Stored data -
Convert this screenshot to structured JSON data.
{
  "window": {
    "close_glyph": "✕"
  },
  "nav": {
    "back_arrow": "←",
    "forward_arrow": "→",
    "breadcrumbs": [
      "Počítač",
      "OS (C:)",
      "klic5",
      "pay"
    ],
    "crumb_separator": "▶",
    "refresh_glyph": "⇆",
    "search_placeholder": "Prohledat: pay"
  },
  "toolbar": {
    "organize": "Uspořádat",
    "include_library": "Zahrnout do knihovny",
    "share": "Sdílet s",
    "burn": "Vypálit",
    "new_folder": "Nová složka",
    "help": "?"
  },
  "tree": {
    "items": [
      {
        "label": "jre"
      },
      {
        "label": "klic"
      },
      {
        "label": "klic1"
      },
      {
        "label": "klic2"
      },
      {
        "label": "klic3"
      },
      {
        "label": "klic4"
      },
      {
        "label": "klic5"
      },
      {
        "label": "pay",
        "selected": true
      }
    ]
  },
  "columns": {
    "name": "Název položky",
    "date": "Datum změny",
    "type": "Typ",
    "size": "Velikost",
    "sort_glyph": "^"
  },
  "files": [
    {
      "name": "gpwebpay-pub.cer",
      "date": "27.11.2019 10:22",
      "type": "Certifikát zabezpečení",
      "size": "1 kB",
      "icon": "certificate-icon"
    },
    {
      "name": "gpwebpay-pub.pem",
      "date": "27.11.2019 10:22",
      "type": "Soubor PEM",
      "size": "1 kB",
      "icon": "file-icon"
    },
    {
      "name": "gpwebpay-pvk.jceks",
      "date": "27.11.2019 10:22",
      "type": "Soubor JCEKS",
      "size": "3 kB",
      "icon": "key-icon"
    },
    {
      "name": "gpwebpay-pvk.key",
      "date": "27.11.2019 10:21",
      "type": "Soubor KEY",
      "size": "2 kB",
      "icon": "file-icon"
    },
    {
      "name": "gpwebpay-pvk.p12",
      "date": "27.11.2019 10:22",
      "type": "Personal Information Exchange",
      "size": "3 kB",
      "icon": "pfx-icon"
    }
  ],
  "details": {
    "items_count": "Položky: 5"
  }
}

Objective - For the listing above, give the number of lines in which the string "gpwebpay" occurs, and nothing else.

Solution to this problem - 5